Aim :: Copy out the share capital text word for word, starting at "E) ISSUE OF" and ending at "OF EMPLOYEES: N.A.".

B) ISSUED, SUBSCRIBED AND PAID UP SHARE CAPITAL:
However, during the year under review, the Paid-up Share Capital was increased from INR
5568.45 Lacs to INR 9408.45 Lacs by allotment of 3,84,00,000 Equity Shares of Rs. 10/- at
a premium of Rs. 2.50/- per Equity Share on Right issue basis.
C) ISSUE OF BONUS SHARES:
During the year under review 2022-23, there was no Bonus issue of equity shares.
D) BUY BACK OF SECURITIES:
The Company has not bought back any of its securities during the year under review.
E) ISSUE OF SHARES WITH DIFFERENTIAL VOTING RIGHTS, SWEAT EQUITY SHARES AND EMPLOYEES
STOCK OPTIONS:
During the financial year under review the company has not issued any shares with
differential voting rights nor granted stock option, nor Sweat Equity.
F) PROVISION OF MONEY BY COMPANY FOR PURCHASE OF ITS OWN SHARES BY EMPLOYEES OR BY
TRUSTEES FOR THE BENEFIT OF EMPLOYEES: N.A.

Given information ::
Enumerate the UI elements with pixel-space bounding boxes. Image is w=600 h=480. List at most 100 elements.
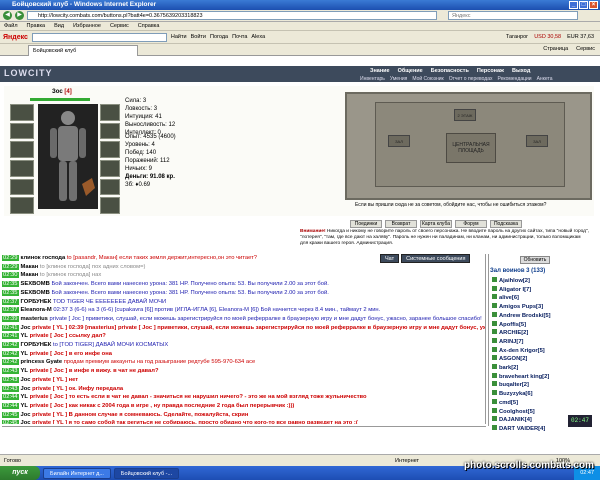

Right answer ::
E) ISSUE OF SHARES WITH DIFFERENTIAL VOTING RIGHTS, SWEAT EQUITY SHARES AND EMPLOYEES
STOCK OPTIONS:
During the financial year under review the company has not issued any shares with
differential voting rights nor granted stock option, nor Sweat Equity.
F) PROVISION OF MONEY BY COMPANY FOR PURCHASE OF ITS OWN SHARES BY EMPLOYEES OR BY
TRUSTEES FOR THE BENEFIT OF EMPLOYEES: N.A.